### What the task requires
Go through the entries below and copy each line containing the word "Untitled".

•••

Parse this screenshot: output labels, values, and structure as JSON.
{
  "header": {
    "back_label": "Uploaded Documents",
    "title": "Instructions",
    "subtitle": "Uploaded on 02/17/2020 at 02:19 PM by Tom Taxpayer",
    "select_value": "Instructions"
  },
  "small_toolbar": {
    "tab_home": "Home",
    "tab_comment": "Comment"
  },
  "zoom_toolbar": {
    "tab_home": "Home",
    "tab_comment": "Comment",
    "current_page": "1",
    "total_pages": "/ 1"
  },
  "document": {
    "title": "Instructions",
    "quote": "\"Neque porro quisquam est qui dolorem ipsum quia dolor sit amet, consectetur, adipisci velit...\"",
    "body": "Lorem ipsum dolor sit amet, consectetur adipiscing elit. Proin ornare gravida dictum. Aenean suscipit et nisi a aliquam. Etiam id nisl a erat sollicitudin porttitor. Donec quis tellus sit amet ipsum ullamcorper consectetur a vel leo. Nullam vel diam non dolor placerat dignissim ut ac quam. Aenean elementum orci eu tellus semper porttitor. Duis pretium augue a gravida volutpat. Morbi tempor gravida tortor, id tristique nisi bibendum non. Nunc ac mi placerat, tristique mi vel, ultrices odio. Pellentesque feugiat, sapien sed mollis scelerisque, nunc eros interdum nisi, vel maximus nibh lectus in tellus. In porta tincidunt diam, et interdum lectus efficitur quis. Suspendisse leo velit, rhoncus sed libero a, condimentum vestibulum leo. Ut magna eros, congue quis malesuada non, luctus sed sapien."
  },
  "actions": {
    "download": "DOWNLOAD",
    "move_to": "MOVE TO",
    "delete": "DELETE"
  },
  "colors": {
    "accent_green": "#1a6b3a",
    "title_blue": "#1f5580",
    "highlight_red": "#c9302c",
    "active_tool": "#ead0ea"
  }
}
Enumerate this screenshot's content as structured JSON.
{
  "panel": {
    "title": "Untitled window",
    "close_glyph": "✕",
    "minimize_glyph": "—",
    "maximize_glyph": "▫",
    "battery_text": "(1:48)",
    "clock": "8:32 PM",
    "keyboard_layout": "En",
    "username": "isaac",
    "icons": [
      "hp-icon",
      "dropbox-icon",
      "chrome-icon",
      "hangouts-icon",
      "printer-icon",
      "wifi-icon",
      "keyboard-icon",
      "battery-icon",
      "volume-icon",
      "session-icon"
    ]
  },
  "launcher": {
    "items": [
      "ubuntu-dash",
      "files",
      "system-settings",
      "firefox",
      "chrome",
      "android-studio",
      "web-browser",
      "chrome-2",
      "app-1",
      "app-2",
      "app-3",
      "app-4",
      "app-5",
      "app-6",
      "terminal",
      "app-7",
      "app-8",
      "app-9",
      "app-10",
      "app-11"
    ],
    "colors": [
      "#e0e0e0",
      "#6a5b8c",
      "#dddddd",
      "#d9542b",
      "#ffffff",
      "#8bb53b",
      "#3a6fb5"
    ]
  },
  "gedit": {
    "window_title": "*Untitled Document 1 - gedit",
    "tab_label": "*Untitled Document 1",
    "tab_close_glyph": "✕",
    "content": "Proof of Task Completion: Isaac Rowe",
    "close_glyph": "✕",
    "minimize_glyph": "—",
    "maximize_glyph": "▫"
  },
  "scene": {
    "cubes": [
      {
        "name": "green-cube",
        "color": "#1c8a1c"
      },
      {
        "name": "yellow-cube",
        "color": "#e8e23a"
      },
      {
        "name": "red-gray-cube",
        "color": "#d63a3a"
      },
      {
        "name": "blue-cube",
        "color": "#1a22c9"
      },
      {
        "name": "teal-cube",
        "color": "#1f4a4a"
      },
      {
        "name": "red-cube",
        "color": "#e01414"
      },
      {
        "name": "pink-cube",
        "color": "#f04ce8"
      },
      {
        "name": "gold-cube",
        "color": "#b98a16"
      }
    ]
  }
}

•••

### Correct answer
    "title": "Untitled window",
    "window_title": "*Untitled Document 1 - gedit",
    "tab_label": "*Untitled Document 1",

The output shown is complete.